-- Start of Records shown --
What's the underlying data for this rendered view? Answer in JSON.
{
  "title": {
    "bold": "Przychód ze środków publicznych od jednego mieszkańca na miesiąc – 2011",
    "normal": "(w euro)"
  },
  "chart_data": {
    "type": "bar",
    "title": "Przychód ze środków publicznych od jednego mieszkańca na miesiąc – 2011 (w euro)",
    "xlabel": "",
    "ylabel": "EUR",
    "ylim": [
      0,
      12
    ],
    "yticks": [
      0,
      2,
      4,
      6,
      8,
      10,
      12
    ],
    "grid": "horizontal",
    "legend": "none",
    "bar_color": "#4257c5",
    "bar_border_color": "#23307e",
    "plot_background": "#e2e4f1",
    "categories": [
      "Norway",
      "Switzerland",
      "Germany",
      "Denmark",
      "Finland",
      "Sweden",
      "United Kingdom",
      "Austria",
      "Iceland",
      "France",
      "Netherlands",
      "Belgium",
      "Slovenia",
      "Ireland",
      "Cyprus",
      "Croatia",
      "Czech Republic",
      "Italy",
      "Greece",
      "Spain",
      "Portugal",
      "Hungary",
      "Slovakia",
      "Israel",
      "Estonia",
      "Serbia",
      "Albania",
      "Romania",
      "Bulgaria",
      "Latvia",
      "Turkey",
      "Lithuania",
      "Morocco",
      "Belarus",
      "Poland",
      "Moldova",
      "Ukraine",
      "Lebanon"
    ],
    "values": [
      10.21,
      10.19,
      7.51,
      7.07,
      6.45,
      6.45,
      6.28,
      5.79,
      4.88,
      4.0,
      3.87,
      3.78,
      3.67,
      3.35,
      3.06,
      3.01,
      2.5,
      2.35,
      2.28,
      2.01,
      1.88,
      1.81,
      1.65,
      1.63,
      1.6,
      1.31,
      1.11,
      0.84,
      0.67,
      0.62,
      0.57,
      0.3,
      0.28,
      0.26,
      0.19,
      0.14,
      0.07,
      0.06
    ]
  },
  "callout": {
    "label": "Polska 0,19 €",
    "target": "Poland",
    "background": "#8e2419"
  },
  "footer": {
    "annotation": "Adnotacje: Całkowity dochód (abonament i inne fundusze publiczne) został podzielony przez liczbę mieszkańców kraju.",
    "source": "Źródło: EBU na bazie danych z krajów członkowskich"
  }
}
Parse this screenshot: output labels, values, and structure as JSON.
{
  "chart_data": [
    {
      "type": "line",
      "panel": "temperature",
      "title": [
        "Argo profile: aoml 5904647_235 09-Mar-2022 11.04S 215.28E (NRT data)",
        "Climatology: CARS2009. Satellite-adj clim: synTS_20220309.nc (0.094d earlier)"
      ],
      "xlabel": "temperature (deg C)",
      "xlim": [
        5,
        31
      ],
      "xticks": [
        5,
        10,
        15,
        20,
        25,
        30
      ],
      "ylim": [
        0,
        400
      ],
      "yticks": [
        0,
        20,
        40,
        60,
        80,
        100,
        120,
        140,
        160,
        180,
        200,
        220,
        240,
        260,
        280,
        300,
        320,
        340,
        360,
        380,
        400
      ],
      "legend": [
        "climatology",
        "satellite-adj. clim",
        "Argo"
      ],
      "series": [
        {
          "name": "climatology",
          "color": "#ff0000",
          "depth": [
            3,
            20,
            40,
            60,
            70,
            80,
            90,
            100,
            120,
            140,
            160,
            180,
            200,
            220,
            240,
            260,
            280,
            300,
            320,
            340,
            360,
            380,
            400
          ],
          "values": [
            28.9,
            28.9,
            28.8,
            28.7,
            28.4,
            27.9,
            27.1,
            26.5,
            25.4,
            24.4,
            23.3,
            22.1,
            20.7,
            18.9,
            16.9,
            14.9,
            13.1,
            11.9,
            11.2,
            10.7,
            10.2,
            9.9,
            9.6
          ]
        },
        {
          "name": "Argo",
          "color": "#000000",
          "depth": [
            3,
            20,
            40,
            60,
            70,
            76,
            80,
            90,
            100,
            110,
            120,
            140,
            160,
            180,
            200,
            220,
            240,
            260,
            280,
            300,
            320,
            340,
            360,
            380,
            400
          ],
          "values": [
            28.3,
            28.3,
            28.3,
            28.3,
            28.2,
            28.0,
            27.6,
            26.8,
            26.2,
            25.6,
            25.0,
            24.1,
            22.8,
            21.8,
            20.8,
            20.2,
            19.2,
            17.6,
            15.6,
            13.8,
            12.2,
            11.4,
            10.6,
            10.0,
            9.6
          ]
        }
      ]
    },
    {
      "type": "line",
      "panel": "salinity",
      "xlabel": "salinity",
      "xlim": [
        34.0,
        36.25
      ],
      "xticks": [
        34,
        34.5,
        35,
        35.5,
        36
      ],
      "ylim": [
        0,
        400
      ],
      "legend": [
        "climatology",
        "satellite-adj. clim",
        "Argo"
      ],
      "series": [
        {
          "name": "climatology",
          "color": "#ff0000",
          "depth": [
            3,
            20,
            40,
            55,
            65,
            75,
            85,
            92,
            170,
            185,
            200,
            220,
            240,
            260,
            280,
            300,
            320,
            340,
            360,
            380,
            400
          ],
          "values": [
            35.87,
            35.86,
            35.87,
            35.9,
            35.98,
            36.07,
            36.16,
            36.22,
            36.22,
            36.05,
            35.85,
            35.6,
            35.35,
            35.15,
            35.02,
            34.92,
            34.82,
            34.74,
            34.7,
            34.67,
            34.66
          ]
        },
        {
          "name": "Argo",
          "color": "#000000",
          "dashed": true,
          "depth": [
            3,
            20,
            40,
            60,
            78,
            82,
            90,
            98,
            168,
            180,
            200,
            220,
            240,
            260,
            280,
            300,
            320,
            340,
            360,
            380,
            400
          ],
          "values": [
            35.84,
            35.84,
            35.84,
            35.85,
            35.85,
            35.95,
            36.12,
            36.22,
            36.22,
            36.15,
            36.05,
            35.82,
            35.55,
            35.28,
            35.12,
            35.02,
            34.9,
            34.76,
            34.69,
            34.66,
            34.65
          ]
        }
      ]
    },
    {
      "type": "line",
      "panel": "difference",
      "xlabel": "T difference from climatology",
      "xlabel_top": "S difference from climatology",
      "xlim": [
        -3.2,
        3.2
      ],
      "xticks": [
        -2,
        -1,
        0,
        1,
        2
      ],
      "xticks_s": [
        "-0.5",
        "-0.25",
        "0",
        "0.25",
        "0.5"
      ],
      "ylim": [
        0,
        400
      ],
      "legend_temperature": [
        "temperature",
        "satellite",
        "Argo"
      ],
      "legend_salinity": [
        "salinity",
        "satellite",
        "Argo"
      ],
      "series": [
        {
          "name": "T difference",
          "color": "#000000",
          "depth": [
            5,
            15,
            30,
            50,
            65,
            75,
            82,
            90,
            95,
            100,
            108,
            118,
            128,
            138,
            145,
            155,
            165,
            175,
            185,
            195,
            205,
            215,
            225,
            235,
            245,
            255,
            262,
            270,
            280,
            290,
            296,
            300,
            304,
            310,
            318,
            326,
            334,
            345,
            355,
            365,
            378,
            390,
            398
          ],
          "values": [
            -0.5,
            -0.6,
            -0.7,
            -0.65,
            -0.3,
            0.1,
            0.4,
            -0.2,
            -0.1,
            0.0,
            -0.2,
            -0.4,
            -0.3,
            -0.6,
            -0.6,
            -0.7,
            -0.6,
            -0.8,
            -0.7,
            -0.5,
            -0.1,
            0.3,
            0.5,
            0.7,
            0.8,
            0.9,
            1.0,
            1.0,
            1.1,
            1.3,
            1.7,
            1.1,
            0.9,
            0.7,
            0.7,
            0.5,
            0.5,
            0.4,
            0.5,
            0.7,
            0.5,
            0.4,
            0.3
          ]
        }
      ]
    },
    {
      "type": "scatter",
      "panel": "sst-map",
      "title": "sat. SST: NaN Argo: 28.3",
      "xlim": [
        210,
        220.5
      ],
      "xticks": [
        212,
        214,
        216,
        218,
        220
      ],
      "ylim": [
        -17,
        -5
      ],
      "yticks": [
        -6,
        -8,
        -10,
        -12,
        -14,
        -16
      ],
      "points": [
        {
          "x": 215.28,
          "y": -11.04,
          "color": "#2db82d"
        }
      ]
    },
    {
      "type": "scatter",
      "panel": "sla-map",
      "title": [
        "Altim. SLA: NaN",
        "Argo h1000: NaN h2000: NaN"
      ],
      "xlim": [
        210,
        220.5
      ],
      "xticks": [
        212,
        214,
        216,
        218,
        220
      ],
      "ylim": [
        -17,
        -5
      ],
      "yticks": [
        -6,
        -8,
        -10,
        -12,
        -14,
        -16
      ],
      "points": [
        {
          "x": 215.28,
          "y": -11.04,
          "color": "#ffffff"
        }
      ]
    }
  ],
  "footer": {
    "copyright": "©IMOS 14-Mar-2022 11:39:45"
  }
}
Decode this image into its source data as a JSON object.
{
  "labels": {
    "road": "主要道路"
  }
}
-- End of Records shown --
Show each line of the data that contains the string "panel".

**The output:**
      "panel": "temperature",
      "panel": "salinity",
      "panel": "difference",
      "panel": "sst-map",
      "panel": "sla-map",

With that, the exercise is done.